> **Short exercise**: Check each line of the entries below for the string "default"; copy every line where it appears.

-- Given records start --

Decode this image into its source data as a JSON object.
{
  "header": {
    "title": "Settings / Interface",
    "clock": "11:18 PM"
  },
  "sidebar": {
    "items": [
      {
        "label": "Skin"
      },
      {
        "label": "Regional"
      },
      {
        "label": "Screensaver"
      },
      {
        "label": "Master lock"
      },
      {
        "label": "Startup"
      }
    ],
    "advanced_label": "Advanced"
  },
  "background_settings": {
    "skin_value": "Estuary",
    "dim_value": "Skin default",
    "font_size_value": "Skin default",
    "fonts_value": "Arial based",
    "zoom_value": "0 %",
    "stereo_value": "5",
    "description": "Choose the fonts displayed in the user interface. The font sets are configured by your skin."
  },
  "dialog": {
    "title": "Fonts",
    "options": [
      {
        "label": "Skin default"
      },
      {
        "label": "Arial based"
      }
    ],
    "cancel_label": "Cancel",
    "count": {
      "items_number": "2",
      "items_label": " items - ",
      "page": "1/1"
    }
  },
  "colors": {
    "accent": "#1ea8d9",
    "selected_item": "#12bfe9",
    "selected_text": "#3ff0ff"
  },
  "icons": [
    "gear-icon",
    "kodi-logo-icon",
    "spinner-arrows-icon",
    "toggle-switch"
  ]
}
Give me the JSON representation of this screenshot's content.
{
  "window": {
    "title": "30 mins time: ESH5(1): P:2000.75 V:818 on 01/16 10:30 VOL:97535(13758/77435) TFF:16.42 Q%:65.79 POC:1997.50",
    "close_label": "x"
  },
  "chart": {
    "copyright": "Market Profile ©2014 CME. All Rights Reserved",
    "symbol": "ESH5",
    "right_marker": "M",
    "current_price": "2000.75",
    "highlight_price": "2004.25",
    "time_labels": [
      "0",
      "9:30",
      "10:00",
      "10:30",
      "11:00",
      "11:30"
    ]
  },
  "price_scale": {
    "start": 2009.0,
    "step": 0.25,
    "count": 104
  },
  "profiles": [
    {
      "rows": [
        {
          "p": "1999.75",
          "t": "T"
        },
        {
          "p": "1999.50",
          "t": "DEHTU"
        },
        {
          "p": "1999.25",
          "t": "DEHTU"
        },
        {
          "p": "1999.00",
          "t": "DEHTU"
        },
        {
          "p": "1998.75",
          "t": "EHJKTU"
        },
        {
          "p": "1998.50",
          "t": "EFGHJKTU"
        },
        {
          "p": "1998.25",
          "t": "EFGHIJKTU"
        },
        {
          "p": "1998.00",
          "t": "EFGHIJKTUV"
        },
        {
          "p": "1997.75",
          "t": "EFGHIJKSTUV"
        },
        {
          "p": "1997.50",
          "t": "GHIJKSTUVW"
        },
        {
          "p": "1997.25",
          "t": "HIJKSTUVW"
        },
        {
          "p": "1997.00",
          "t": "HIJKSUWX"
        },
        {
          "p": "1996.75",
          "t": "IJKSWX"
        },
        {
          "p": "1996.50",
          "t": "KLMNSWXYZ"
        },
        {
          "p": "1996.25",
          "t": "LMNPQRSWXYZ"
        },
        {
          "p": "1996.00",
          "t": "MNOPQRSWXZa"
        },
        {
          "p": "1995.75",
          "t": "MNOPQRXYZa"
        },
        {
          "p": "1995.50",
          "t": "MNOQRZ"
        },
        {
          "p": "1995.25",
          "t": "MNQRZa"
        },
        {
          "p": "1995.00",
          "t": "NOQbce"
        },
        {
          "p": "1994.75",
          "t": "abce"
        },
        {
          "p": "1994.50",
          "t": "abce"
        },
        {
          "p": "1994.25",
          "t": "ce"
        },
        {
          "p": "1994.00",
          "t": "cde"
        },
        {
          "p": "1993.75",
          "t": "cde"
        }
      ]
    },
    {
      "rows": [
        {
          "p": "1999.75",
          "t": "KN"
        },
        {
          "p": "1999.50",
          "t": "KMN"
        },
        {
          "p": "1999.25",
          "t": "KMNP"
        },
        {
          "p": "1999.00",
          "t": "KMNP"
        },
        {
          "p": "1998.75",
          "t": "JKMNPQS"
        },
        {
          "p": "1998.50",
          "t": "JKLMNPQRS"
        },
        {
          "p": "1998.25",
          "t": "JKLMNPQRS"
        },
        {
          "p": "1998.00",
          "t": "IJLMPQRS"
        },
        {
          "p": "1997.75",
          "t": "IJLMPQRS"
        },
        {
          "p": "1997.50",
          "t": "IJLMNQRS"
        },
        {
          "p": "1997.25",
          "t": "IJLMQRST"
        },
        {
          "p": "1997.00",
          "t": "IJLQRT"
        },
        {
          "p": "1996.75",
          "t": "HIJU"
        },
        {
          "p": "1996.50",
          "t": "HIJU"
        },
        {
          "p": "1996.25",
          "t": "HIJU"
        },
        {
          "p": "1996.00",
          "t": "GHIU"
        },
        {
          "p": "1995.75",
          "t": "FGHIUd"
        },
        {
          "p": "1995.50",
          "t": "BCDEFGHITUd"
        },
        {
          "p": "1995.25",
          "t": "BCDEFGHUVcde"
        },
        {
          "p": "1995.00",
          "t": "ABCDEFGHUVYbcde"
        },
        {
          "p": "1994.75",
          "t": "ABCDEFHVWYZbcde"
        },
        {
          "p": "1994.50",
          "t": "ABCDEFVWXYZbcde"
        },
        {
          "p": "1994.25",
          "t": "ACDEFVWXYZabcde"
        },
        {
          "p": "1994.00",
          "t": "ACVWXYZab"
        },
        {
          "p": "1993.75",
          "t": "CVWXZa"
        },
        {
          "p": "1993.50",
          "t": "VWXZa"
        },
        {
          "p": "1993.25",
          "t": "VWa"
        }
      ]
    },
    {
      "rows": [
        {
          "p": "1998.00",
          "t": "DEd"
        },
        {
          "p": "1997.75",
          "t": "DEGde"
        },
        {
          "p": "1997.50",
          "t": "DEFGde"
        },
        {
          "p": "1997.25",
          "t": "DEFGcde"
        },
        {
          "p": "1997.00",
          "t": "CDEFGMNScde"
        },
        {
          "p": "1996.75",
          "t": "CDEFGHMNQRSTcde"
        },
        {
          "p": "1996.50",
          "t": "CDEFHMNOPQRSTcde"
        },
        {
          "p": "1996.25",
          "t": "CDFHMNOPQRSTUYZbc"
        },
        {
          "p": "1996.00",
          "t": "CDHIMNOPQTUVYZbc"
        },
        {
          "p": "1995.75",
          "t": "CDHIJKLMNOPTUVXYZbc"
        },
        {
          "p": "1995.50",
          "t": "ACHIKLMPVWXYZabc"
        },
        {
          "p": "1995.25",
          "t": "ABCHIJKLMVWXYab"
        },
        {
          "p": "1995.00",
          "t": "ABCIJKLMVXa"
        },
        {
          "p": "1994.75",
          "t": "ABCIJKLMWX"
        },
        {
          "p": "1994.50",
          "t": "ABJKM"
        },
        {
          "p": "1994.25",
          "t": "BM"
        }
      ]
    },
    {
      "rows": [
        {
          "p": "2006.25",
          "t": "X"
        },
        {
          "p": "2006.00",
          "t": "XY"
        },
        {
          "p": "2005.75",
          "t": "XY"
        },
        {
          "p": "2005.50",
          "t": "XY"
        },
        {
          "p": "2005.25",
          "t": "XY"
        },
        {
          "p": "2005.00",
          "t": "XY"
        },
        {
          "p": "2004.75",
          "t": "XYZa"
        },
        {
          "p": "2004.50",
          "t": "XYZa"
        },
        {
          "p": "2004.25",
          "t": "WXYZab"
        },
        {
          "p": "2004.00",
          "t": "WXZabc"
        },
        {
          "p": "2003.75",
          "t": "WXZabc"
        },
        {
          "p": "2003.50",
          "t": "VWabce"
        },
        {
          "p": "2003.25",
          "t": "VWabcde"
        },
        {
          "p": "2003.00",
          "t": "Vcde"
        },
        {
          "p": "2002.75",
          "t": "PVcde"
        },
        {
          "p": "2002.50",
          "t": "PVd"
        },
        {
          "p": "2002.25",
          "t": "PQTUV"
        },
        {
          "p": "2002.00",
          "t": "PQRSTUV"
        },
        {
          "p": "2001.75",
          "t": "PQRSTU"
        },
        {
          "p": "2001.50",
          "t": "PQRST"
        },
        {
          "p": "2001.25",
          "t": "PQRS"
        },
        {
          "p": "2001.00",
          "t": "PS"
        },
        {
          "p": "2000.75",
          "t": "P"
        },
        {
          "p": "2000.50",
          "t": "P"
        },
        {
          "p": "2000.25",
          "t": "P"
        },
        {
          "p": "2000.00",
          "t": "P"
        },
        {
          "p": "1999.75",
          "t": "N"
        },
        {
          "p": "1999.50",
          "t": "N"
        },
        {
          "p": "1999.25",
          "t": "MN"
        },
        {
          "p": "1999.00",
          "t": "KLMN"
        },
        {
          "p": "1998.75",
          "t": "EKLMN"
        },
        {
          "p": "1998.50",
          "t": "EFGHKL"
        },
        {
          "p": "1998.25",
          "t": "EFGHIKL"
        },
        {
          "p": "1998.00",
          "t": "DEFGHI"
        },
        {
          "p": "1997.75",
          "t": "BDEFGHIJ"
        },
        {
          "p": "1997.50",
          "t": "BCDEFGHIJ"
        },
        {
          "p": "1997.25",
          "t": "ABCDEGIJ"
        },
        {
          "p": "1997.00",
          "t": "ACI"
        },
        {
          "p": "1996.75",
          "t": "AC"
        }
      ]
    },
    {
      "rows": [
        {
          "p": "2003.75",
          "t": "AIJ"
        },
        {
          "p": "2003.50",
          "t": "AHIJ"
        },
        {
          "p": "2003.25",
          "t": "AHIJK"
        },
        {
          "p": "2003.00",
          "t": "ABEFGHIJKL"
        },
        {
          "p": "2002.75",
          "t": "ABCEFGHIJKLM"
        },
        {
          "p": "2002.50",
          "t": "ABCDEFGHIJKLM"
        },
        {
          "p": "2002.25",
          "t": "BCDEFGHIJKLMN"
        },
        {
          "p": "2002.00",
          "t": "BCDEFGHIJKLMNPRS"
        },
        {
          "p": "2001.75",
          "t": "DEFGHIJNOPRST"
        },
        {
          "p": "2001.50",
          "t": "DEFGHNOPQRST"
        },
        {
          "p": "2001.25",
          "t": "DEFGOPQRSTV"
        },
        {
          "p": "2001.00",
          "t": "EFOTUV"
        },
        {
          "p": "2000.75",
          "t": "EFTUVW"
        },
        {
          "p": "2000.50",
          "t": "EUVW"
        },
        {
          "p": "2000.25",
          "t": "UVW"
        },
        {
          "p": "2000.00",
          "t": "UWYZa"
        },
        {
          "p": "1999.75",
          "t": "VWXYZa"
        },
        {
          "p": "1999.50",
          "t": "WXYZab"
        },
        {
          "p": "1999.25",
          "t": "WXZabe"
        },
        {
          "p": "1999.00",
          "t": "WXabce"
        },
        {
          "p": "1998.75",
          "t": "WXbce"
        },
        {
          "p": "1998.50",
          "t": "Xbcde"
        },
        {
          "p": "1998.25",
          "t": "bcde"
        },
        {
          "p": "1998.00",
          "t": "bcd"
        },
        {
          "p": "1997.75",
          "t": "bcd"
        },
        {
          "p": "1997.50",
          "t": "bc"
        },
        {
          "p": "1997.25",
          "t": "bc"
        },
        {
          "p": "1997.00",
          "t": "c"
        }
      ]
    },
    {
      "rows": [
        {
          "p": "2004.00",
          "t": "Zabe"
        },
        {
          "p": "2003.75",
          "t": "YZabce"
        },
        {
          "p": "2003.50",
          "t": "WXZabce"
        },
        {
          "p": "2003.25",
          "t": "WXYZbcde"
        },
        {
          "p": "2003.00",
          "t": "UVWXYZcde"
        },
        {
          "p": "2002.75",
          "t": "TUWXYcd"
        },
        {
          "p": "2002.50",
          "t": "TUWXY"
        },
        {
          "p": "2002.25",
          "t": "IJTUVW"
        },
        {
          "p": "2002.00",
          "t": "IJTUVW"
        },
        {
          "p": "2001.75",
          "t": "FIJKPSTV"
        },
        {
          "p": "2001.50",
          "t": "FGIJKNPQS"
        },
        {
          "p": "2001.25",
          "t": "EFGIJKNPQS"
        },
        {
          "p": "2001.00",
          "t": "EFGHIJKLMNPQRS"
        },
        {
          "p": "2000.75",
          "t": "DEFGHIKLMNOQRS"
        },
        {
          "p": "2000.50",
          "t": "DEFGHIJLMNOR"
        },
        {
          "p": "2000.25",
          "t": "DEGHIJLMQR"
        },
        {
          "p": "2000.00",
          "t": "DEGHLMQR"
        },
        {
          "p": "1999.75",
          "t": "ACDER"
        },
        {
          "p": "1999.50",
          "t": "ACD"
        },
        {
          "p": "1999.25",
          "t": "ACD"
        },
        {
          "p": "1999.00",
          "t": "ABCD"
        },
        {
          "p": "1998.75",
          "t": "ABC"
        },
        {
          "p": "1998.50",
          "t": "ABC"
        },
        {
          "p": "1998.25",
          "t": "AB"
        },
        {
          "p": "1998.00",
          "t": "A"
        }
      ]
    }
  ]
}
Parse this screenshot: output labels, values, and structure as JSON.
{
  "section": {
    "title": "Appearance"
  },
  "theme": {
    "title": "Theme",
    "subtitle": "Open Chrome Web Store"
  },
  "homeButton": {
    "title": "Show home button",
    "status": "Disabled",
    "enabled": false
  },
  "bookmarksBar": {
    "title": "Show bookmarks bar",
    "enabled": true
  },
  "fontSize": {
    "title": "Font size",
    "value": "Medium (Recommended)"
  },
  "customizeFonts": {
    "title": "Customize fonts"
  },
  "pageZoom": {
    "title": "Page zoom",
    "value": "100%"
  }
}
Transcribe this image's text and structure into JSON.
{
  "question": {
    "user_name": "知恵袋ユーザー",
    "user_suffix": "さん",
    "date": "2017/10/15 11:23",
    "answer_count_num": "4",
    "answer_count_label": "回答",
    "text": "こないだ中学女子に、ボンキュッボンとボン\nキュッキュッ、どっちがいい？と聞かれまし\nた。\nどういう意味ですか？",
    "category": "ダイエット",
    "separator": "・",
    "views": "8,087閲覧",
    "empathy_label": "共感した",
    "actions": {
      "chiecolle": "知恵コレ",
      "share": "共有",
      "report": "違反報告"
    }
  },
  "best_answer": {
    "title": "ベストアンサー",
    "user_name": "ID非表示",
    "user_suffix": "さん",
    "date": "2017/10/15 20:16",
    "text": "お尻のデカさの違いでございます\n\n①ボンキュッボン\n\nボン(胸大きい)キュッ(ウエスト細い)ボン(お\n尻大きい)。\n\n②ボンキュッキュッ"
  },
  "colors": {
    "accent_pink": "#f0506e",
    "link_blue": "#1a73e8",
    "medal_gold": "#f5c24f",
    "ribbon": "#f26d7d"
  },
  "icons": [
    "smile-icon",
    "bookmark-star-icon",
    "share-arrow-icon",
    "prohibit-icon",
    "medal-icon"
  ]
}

-- Given records end --

> **Solution to the exercise**:
    "dim_value": "Skin default",
    "font_size_value": "Skin default",
        "label": "Skin default"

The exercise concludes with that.